Records start
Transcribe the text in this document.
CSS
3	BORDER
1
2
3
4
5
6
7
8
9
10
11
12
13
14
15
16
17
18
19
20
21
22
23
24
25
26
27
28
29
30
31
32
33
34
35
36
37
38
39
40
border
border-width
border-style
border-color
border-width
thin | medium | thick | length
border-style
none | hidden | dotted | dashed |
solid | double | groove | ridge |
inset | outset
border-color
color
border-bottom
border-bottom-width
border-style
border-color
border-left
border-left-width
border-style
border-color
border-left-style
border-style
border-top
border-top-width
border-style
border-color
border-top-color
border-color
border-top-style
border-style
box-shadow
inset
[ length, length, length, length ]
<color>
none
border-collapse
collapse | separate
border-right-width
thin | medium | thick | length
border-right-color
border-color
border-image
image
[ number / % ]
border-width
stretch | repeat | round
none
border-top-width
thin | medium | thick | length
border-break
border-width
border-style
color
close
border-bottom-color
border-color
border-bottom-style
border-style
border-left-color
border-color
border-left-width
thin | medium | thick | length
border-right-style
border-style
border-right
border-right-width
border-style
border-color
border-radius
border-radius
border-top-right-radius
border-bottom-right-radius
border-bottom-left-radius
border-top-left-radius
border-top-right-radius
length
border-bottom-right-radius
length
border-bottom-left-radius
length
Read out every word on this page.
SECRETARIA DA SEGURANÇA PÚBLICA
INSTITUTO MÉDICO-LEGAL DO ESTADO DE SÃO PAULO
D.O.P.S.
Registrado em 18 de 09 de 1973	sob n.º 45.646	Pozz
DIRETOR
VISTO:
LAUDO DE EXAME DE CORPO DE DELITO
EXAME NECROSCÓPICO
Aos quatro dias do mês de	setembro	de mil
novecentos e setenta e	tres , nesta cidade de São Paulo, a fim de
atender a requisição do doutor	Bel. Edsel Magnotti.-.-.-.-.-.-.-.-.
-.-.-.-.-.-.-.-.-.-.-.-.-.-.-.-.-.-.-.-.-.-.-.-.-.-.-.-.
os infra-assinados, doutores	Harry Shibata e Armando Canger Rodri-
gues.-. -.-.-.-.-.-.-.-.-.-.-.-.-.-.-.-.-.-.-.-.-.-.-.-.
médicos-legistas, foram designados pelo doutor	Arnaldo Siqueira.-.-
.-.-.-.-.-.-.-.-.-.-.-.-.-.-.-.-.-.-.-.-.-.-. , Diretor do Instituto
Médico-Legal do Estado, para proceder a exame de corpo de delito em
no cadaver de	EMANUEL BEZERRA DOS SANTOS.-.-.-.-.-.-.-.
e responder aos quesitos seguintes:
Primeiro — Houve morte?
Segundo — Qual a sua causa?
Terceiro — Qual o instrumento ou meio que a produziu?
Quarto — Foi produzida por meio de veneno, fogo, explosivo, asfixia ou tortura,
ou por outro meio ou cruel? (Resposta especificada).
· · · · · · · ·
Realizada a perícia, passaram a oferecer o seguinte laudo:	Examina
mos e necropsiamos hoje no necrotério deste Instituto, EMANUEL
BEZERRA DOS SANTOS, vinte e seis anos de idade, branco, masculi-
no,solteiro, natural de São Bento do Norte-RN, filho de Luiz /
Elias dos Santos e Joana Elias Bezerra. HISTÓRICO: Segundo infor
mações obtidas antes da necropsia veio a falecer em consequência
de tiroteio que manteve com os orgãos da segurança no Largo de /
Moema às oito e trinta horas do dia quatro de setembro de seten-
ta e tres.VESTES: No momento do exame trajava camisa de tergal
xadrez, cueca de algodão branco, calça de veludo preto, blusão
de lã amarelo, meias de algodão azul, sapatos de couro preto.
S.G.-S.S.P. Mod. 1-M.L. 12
Records end
**Objective**
All of the material must be reproduced exactly.

**Response**
Transcribe the text in this document.
CSS
3	BORDER
1
2
3
4
5
6
7
8
9
10
11
12
13
14
15
16
17
18
19
20
21
22
23
24
25
26
27
28
29
30
31
32
33
34
35
36
37
38
39
40
border
border-width
border-style
border-color
border-width
thin | medium | thick | length
border-style
none | hidden | dotted | dashed |
solid | double | groove | ridge |
inset | outset
border-color
color
border-bottom
border-bottom-width
border-style
border-color
border-left
border-left-width
border-style
border-color
border-left-style
border-style
border-top
border-top-width
border-style
border-color
border-top-color
border-color
border-top-style
border-style
box-shadow
inset
[ length, length, length, length ]
<color>
none
border-collapse
collapse | separate
border-right-width
thin | medium | thick | length
border-right-color
border-color
border-image
image
[ number / % ]
border-width
stretch | repeat | round
none
border-top-width
thin | medium | thick | length
border-break
border-width
border-style
color
close
border-bottom-color
border-color
border-bottom-style
border-style
border-left-color
border-color
border-left-width
thin | medium | thick | length
border-right-style
border-style
border-right
border-right-width
border-style
border-color
border-radius
border-radius
border-top-right-radius
border-bottom-right-radius
border-bottom-left-radius
border-top-left-radius
border-top-right-radius
length
border-bottom-right-radius
length
border-bottom-left-radius
length
Read out every word on this page.
SECRETARIA DA SEGURANÇA PÚBLICA
INSTITUTO MÉDICO-LEGAL DO ESTADO DE SÃO PAULO
D.O.P.S.
Registrado em 18 de 09 de 1973	sob n.º 45.646	Pozz
DIRETOR
VISTO:
LAUDO DE EXAME DE CORPO DE DELITO
EXAME NECROSCÓPICO
Aos quatro dias do mês de	setembro	de mil
novecentos e setenta e	tres , nesta cidade de São Paulo, a fim de
atender a requisição do doutor	Bel. Edsel Magnotti.-.-.-.-.-.-.-.-.
-.-.-.-.-.-.-.-.-.-.-.-.-.-.-.-.-.-.-.-.-.-.-.-.-.-.-.-.
os infra-assinados, doutores	Harry Shibata e Armando Canger Rodri-
gues.-. -.-.-.-.-.-.-.-.-.-.-.-.-.-.-.-.-.-.-.-.-.-.-.-.
médicos-legistas, foram designados pelo doutor	Arnaldo Siqueira.-.-
.-.-.-.-.-.-.-.-.-.-.-.-.-.-.-.-.-.-.-.-.-.-. , Diretor do Instituto
Médico-Legal do Estado, para proceder a exame de corpo de delito em
no cadaver de	EMANUEL BEZERRA DOS SANTOS.-.-.-.-.-.-.-.
e responder aos quesitos seguintes:
Primeiro — Houve morte?
Segundo — Qual a sua causa?
Terceiro — Qual o instrumento ou meio que a produziu?
Quarto — Foi produzida por meio de veneno, fogo, explosivo, asfixia ou tortura,
ou por outro meio ou cruel? (Resposta especificada).
· · · · · · · ·
Realizada a perícia, passaram a oferecer o seguinte laudo:	Examina
mos e necropsiamos hoje no necrotério deste Instituto, EMANUEL
BEZERRA DOS SANTOS, vinte e seis anos de idade, branco, masculi-
no,solteiro, natural de São Bento do Norte-RN, filho de Luiz /
Elias dos Santos e Joana Elias Bezerra. HISTÓRICO: Segundo infor
mações obtidas antes da necropsia veio a falecer em consequência
de tiroteio que manteve com os orgãos da segurança no Largo de /
Moema às oito e trinta horas do dia quatro de setembro de seten-
ta e tres.VESTES: No momento do exame trajava camisa de tergal
xadrez, cueca de algodão branco, calça de veludo preto, blusão
de lã amarelo, meias de algodão azul, sapatos de couro preto.
S.G.-S.S.P. Mod. 1-M.L. 12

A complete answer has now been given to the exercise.